> **Problem to work on**: Identify the lines that contain the word "name" and copy each one.

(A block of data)

-- Start --

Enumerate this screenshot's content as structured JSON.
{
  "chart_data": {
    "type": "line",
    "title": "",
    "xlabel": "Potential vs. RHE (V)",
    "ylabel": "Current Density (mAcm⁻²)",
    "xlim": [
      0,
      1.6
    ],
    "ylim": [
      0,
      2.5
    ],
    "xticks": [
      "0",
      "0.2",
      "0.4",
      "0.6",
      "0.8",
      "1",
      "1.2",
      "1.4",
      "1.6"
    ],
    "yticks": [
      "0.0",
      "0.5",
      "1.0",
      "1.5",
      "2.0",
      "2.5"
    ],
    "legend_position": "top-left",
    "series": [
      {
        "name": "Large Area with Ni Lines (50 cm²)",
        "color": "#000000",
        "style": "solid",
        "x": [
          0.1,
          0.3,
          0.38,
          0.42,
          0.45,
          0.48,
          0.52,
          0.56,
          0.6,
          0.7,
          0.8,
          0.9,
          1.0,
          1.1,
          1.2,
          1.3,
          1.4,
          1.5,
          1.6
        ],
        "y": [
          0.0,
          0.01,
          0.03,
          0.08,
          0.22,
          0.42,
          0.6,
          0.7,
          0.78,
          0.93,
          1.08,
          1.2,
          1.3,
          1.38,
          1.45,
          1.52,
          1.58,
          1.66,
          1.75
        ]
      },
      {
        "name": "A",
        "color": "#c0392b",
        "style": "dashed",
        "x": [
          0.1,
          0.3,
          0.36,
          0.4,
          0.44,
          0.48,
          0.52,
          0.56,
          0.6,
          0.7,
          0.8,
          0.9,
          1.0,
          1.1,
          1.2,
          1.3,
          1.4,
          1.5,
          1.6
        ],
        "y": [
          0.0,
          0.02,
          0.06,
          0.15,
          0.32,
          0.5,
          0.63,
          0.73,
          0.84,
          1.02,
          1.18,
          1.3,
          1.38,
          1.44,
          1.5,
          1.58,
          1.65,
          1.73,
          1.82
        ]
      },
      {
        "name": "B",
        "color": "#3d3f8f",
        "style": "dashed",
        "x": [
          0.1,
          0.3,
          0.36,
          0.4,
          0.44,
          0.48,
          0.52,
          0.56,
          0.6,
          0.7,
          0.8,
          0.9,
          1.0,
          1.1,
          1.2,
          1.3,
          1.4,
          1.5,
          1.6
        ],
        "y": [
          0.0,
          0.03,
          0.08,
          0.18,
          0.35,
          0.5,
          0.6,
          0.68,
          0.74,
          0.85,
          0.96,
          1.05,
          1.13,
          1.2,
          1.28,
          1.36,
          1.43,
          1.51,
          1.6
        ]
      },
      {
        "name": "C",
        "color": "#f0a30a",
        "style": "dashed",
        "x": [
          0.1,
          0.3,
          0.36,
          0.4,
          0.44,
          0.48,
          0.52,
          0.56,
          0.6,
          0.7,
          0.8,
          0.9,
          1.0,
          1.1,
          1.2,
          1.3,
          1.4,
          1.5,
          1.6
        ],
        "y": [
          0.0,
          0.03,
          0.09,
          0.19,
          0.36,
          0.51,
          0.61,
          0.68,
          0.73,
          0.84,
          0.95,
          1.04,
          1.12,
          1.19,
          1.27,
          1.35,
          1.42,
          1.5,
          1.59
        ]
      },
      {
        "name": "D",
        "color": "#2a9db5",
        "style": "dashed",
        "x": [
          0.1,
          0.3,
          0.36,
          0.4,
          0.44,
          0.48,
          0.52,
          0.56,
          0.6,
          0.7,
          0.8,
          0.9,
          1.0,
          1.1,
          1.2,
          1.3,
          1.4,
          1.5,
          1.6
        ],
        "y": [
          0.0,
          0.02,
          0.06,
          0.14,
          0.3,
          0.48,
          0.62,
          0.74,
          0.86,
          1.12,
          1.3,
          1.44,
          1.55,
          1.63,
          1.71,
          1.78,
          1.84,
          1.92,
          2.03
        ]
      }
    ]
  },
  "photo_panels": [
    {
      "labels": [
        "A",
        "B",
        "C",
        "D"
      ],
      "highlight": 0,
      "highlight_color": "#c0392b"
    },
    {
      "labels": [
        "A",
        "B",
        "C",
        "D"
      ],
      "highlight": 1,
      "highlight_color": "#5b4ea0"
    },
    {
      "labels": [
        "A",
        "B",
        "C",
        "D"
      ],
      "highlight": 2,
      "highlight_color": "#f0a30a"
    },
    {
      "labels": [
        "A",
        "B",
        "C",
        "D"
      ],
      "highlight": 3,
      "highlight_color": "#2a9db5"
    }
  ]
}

-- End --

> **Correct output**:
        "name": "Large Area with Ni Lines (50 cm²)",
        "name": "A",
        "name": "B",
        "name": "C",
        "name": "D",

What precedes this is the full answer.